The required output is a single number: how many lines of the material contain the string "includes".

--

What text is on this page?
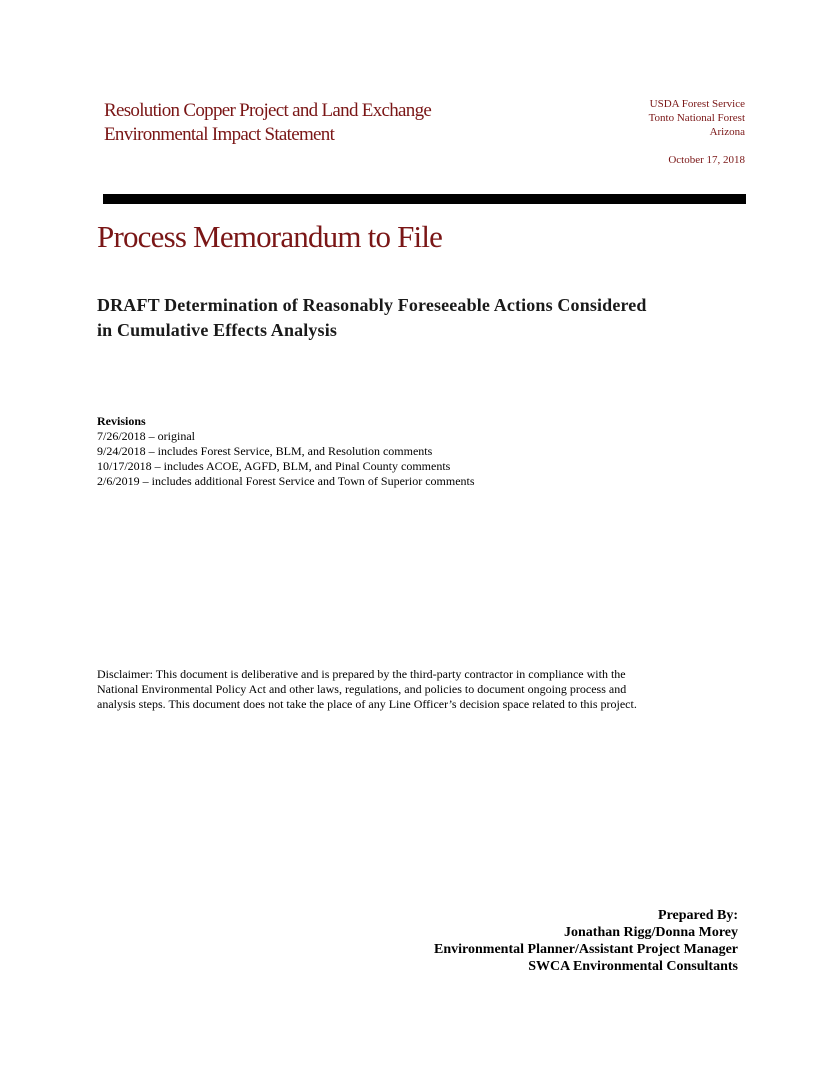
Resolution Copper Project and Land Exchange
Environmental Impact Statement
USDA Forest Service
Tonto National Forest
Arizona
October 17, 2018
Process Memorandum to File
DRAFT Determination of Reasonably Foreseeable Actions Considered
in Cumulative Effects Analysis
Revisions
7/26/2018 – original
9/24/2018 – includes Forest Service, BLM, and Resolution comments
10/17/2018 – includes ACOE, AGFD, BLM, and Pinal County comments
2/6/2019 – includes additional Forest Service and Town of Superior comments
Disclaimer: This document is deliberative and is prepared by the third-party contractor in compliance with the
National Environmental Policy Act and other laws, regulations, and policies to document ongoing process and
analysis steps. This document does not take the place of any Line Officer’s decision space related to this project.
Prepared By:
Jonathan Rigg/Donna Morey
Environmental Planner/Assistant Project Manager
SWCA Environmental Consultants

--

> **ANSWER IN FULL**: 3